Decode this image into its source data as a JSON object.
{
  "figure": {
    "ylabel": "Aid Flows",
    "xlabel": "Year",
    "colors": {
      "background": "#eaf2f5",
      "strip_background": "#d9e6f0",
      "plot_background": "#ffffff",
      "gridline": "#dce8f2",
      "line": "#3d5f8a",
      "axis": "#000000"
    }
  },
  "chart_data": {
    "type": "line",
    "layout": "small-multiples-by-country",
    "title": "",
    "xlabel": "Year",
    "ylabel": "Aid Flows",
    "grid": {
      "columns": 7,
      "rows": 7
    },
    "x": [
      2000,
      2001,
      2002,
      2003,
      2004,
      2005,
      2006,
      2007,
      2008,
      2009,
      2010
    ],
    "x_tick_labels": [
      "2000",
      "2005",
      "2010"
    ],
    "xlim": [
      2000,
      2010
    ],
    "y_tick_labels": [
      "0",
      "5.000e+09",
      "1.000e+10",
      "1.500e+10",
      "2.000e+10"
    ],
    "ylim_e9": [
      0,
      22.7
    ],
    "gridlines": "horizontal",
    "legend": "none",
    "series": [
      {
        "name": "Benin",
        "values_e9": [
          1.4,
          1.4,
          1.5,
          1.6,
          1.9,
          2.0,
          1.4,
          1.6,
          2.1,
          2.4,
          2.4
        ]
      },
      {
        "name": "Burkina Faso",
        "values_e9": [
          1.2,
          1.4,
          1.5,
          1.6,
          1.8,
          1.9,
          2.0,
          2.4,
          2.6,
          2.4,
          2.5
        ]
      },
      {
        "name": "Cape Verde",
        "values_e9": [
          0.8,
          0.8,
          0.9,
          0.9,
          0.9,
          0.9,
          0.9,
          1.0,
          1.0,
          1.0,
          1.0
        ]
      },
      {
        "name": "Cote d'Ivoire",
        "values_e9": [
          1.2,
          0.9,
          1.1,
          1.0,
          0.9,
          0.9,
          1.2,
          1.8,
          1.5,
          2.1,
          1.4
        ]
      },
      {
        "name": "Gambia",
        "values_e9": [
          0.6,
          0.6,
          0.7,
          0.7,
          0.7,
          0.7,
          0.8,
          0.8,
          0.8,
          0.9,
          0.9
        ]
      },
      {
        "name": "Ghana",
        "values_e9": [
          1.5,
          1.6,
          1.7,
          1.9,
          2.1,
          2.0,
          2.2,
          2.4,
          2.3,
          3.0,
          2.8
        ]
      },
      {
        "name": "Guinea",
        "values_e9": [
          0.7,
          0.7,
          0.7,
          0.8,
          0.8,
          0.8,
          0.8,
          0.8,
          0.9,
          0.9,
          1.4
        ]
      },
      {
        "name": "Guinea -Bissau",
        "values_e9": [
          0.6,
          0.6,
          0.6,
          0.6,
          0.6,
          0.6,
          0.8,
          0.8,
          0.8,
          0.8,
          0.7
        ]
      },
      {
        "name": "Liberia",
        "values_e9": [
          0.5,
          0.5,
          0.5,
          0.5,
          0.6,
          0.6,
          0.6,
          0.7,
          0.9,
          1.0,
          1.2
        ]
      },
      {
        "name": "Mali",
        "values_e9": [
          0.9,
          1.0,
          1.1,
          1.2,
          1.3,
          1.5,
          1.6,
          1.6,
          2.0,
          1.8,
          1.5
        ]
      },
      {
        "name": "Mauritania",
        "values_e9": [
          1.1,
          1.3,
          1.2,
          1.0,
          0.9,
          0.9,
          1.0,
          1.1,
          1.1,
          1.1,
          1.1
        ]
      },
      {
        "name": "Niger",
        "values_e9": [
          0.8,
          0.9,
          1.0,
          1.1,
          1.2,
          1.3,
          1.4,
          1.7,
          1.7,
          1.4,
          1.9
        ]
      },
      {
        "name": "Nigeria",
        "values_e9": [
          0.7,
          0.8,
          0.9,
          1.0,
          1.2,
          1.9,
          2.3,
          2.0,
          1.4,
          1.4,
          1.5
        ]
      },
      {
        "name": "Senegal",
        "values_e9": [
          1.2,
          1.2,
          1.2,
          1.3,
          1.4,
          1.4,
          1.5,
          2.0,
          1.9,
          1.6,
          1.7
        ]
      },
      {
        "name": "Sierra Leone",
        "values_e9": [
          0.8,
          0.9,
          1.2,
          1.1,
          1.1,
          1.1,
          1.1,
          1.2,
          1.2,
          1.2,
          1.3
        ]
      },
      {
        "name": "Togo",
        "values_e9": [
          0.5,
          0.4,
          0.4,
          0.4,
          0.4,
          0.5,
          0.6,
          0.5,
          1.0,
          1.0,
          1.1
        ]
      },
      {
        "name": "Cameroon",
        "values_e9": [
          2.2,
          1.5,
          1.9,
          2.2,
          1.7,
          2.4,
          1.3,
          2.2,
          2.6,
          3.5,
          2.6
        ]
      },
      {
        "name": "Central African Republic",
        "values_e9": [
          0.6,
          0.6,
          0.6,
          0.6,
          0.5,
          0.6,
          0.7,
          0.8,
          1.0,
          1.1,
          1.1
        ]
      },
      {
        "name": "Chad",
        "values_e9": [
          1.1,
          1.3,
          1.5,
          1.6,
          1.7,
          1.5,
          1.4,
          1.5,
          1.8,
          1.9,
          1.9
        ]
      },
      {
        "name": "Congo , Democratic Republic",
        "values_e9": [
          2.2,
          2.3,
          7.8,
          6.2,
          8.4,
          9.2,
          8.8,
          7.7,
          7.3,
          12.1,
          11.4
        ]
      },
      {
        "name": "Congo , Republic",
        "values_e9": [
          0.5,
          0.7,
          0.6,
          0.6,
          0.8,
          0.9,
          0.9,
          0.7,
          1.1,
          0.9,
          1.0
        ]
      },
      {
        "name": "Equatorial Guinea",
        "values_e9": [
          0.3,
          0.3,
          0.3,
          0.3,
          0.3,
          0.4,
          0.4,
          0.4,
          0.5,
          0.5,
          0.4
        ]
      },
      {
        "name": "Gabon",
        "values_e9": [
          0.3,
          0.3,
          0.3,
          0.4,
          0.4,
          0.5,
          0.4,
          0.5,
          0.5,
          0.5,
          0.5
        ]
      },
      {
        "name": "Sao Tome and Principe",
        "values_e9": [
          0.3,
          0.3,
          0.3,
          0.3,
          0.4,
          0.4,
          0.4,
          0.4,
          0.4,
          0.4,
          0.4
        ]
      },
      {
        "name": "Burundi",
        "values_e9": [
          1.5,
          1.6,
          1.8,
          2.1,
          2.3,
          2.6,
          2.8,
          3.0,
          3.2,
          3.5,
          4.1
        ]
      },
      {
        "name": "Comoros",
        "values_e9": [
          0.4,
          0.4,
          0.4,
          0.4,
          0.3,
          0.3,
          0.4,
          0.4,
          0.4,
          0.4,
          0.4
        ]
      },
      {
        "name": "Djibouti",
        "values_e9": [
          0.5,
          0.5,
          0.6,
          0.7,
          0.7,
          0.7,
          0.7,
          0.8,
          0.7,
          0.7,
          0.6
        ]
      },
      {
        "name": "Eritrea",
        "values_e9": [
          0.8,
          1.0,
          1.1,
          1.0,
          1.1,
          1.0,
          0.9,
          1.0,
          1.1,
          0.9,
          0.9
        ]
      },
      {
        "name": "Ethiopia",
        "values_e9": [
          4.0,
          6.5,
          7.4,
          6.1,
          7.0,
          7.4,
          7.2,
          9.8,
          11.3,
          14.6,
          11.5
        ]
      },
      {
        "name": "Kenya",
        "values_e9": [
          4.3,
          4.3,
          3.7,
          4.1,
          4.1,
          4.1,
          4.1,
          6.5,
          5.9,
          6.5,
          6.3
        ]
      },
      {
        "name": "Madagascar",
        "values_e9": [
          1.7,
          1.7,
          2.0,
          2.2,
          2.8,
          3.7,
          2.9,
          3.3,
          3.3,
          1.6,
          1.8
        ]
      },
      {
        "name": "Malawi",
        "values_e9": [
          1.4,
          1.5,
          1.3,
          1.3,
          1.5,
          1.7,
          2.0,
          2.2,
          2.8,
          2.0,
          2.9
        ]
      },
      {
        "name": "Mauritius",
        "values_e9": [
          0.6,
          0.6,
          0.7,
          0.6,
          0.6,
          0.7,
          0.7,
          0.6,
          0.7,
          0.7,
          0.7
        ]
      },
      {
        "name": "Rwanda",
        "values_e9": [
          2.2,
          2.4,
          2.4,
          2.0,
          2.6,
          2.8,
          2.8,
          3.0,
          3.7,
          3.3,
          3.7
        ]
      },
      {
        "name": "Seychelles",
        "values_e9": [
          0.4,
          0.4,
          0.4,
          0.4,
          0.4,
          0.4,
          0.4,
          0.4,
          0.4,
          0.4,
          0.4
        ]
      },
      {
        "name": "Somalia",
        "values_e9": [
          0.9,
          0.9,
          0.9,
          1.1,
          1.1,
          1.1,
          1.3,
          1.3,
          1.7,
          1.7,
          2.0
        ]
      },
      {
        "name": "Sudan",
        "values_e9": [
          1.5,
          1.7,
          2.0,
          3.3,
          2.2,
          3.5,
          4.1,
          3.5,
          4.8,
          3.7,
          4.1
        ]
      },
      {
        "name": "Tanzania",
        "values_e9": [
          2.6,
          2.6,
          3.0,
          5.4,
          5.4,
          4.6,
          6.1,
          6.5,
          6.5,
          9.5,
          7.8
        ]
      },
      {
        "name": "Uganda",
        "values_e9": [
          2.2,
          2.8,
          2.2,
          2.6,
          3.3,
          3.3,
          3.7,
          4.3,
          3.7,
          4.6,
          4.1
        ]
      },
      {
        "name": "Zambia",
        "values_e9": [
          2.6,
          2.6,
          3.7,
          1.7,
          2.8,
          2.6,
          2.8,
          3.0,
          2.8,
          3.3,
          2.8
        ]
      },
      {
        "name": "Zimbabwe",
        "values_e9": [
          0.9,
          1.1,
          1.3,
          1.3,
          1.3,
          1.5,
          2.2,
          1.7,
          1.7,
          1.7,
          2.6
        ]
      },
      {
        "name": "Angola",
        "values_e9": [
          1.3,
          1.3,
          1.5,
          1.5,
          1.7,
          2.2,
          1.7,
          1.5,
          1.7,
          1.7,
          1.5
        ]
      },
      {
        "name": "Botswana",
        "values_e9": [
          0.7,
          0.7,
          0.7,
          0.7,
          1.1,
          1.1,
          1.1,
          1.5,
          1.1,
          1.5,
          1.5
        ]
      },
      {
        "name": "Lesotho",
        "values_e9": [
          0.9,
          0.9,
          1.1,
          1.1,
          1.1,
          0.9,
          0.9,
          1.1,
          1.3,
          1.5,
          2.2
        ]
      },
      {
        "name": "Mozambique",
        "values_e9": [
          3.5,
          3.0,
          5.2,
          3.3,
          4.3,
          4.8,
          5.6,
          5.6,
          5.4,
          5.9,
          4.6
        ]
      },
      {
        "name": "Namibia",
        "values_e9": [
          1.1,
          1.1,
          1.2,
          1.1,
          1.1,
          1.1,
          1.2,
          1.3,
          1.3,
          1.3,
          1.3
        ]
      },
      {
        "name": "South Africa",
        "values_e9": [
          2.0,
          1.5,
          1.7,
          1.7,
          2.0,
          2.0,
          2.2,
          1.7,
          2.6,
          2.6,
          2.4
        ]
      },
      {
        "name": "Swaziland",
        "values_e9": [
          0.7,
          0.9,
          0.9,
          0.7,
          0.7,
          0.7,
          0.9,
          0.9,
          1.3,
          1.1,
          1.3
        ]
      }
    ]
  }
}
- - - - -
◆ Exercise goal
Out of the material above, select every line that holds the string "Republic".

◆ Finished exercise
        "name": "Central African Republic",
        "name": "Congo , Democratic Republic",
        "name": "Congo , Republic",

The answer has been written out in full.